== Stated task ==
Omit the pictures from the entries below and retype everything else exactly.

━━━

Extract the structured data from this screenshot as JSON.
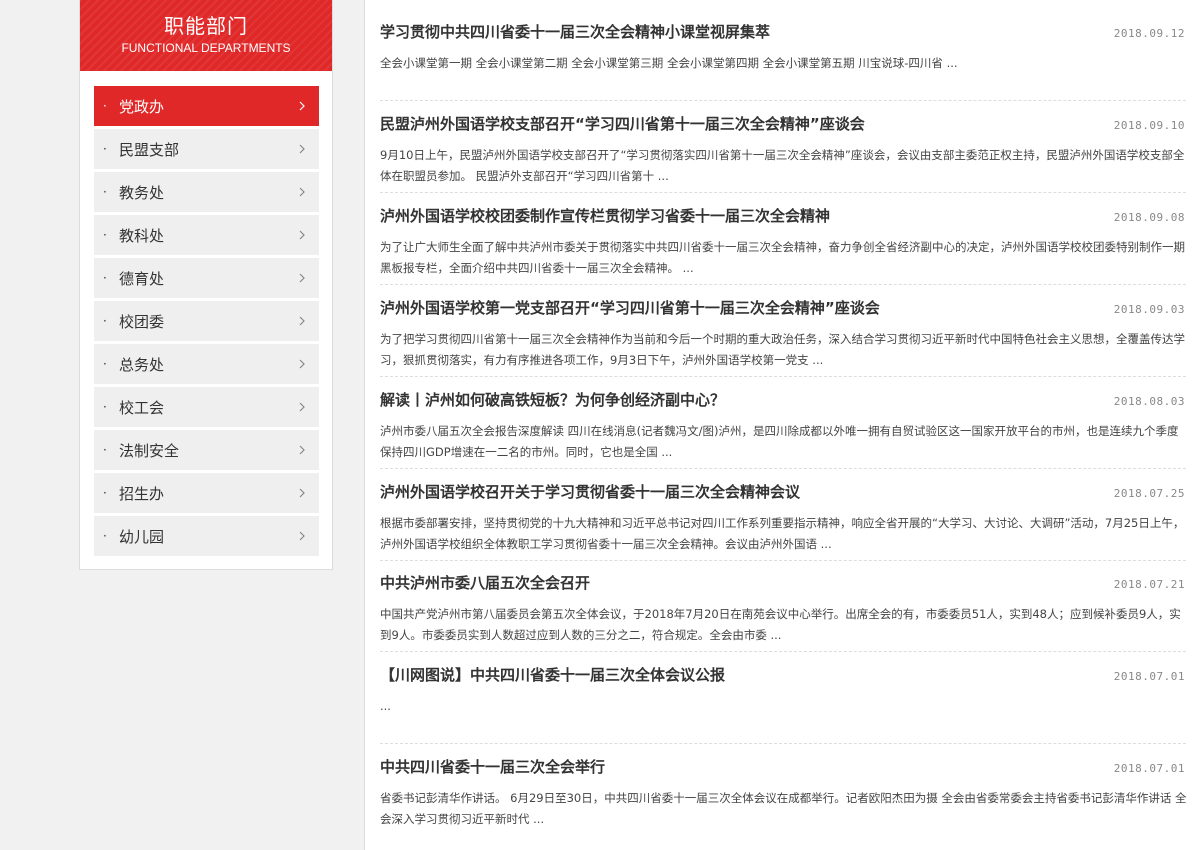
{
  "sidebar": {
    "title": "职能部门",
    "subtitle": "FUNCTIONAL DEPARTMENTS",
    "items": [
      {
        "label": "党政办"
      },
      {
        "label": "民盟支部"
      },
      {
        "label": "教务处"
      },
      {
        "label": "教科处"
      },
      {
        "label": "德育处"
      },
      {
        "label": "校团委"
      },
      {
        "label": "总务处"
      },
      {
        "label": "校工会"
      },
      {
        "label": "法制安全"
      },
      {
        "label": "招生办"
      },
      {
        "label": "幼儿园"
      }
    ],
    "bullet": "·",
    "active_index": 0
  },
  "articles": [
    {
      "title": "学习贯彻中共四川省委十一届三次全会精神小课堂视屏集萃",
      "date": "2018.09.12",
      "summary": "全会小课堂第一期 全会小课堂第二期 全会小课堂第三期 全会小课堂第四期 全会小课堂第五期 川宝说球-四川省 ..."
    },
    {
      "title": "民盟泸州外国语学校支部召开“学习四川省第十一届三次全会精神”座谈会",
      "date": "2018.09.10",
      "summary": "9月10日上午，民盟泸州外国语学校支部召开了“学习贯彻落实四川省第十一届三次全会精神”座谈会，会议由支部主委范正权主持，民盟泸州外国语学校支部全体在职盟员参加。 民盟泸外支部召开“学习四川省第十 ..."
    },
    {
      "title": "泸州外国语学校校团委制作宣传栏贯彻学习省委十一届三次全会精神",
      "date": "2018.09.08",
      "summary": "为了让广大师生全面了解中共泸州市委关于贯彻落实中共四川省委十一届三次全会精神，奋力争创全省经济副中心的决定，泸州外国语学校校团委特别制作一期黑板报专栏，全面介绍中共四川省委十一届三次全会精神。 ..."
    },
    {
      "title": "泸州外国语学校第一党支部召开“学习四川省第十一届三次全会精神”座谈会",
      "date": "2018.09.03",
      "summary": "为了把学习贯彻四川省第十一届三次全会精神作为当前和今后一个时期的重大政治任务，深入结合学习贯彻习近平新时代中国特色社会主义思想，全覆盖传达学习，狠抓贯彻落实，有力有序推进各项工作，9月3日下午，泸州外国语学校第一党支 ..."
    },
    {
      "title": "解读丨泸州如何破高铁短板？为何争创经济副中心？",
      "date": "2018.08.03",
      "summary": "泸州市委八届五次全会报告深度解读 四川在线消息(记者魏冯文/图)泸州，是四川除成都以外唯一拥有自贸试验区这一国家开放平台的市州，也是连续九个季度保持四川GDP增速在一二名的市州。同时，它也是全国 ..."
    },
    {
      "title": "泸州外国语学校召开关于学习贯彻省委十一届三次全会精神会议",
      "date": "2018.07.25",
      "summary": "根据市委部署安排，坚持贯彻党的十九大精神和习近平总书记对四川工作系列重要指示精神，响应全省开展的“大学习、大讨论、大调研”活动，7月25日上午，泸州外国语学校组织全体教职工学习贯彻省委十一届三次全会精神。会议由泸州外国语 ..."
    },
    {
      "title": "中共泸州市委八届五次全会召开",
      "date": "2018.07.21",
      "summary": "中国共产党泸州市第八届委员会第五次全体会议，于2018年7月20日在南苑会议中心举行。出席全会的有，市委委员51人，实到48人；应到候补委员9人，实到9人。市委委员实到人数超过应到人数的三分之二，符合规定。全会由市委 ..."
    },
    {
      "title": "【川网图说】中共四川省委十一届三次全体会议公报",
      "date": "2018.07.01",
      "summary": "..."
    },
    {
      "title": "中共四川省委十一届三次全会举行",
      "date": "2018.07.01",
      "summary": "省委书记彭清华作讲话。 6月29日至30日，中共四川省委十一届三次全体会议在成都举行。记者欧阳杰田为摄 全会由省委常委会主持省委书记彭清华作讲话 全会深入学习贯彻习近平新时代 ..."
    }
  ],
  "colors": {
    "accent": "#e02828",
    "menu_bg": "#efefef",
    "page_bg": "#f1f1f1"
  },
  "icons": {
    "menu_arrow": "chevron-right-icon"
  }
}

━━━

== Expected output ==
Extract the structured data from this screenshot as JSON.
{
  "sidebar": {
    "title": "职能部门",
    "subtitle": "FUNCTIONAL DEPARTMENTS",
    "items": [
      {
        "label": "党政办"
      },
      {
        "label": "民盟支部"
      },
      {
        "label": "教务处"
      },
      {
        "label": "教科处"
      },
      {
        "label": "德育处"
      },
      {
        "label": "校团委"
      },
      {
        "label": "总务处"
      },
      {
        "label": "校工会"
      },
      {
        "label": "法制安全"
      },
      {
        "label": "招生办"
      },
      {
        "label": "幼儿园"
      }
    ],
    "bullet": "·",
    "active_index": 0
  },
  "articles": [
    {
      "title": "学习贯彻中共四川省委十一届三次全会精神小课堂视屏集萃",
      "date": "2018.09.12",
      "summary": "全会小课堂第一期 全会小课堂第二期 全会小课堂第三期 全会小课堂第四期 全会小课堂第五期 川宝说球-四川省 ..."
    },
    {
      "title": "民盟泸州外国语学校支部召开“学习四川省第十一届三次全会精神”座谈会",
      "date": "2018.09.10",
      "summary": "9月10日上午，民盟泸州外国语学校支部召开了“学习贯彻落实四川省第十一届三次全会精神”座谈会，会议由支部主委范正权主持，民盟泸州外国语学校支部全体在职盟员参加。 民盟泸外支部召开“学习四川省第十 ..."
    },
    {
      "title": "泸州外国语学校校团委制作宣传栏贯彻学习省委十一届三次全会精神",
      "date": "2018.09.08",
      "summary": "为了让广大师生全面了解中共泸州市委关于贯彻落实中共四川省委十一届三次全会精神，奋力争创全省经济副中心的决定，泸州外国语学校校团委特别制作一期黑板报专栏，全面介绍中共四川省委十一届三次全会精神。 ..."
    },
    {
      "title": "泸州外国语学校第一党支部召开“学习四川省第十一届三次全会精神”座谈会",
      "date": "2018.09.03",
      "summary": "为了把学习贯彻四川省第十一届三次全会精神作为当前和今后一个时期的重大政治任务，深入结合学习贯彻习近平新时代中国特色社会主义思想，全覆盖传达学习，狠抓贯彻落实，有力有序推进各项工作，9月3日下午，泸州外国语学校第一党支 ..."
    },
    {
      "title": "解读丨泸州如何破高铁短板？为何争创经济副中心？",
      "date": "2018.08.03",
      "summary": "泸州市委八届五次全会报告深度解读 四川在线消息(记者魏冯文/图)泸州，是四川除成都以外唯一拥有自贸试验区这一国家开放平台的市州，也是连续九个季度保持四川GDP增速在一二名的市州。同时，它也是全国 ..."
    },
    {
      "title": "泸州外国语学校召开关于学习贯彻省委十一届三次全会精神会议",
      "date": "2018.07.25",
      "summary": "根据市委部署安排，坚持贯彻党的十九大精神和习近平总书记对四川工作系列重要指示精神，响应全省开展的“大学习、大讨论、大调研”活动，7月25日上午，泸州外国语学校组织全体教职工学习贯彻省委十一届三次全会精神。会议由泸州外国语 ..."
    },
    {
      "title": "中共泸州市委八届五次全会召开",
      "date": "2018.07.21",
      "summary": "中国共产党泸州市第八届委员会第五次全体会议，于2018年7月20日在南苑会议中心举行。出席全会的有，市委委员51人，实到48人；应到候补委员9人，实到9人。市委委员实到人数超过应到人数的三分之二，符合规定。全会由市委 ..."
    },
    {
      "title": "【川网图说】中共四川省委十一届三次全体会议公报",
      "date": "2018.07.01",
      "summary": "..."
    },
    {
      "title": "中共四川省委十一届三次全会举行",
      "date": "2018.07.01",
      "summary": "省委书记彭清华作讲话。 6月29日至30日，中共四川省委十一届三次全体会议在成都举行。记者欧阳杰田为摄 全会由省委常委会主持省委书记彭清华作讲话 全会深入学习贯彻习近平新时代 ..."
    }
  ],
  "colors": {
    "accent": "#e02828",
    "menu_bg": "#efefef",
    "page_bg": "#f1f1f1"
  },
  "icons": {
    "menu_arrow": "chevron-right-icon"
  }
}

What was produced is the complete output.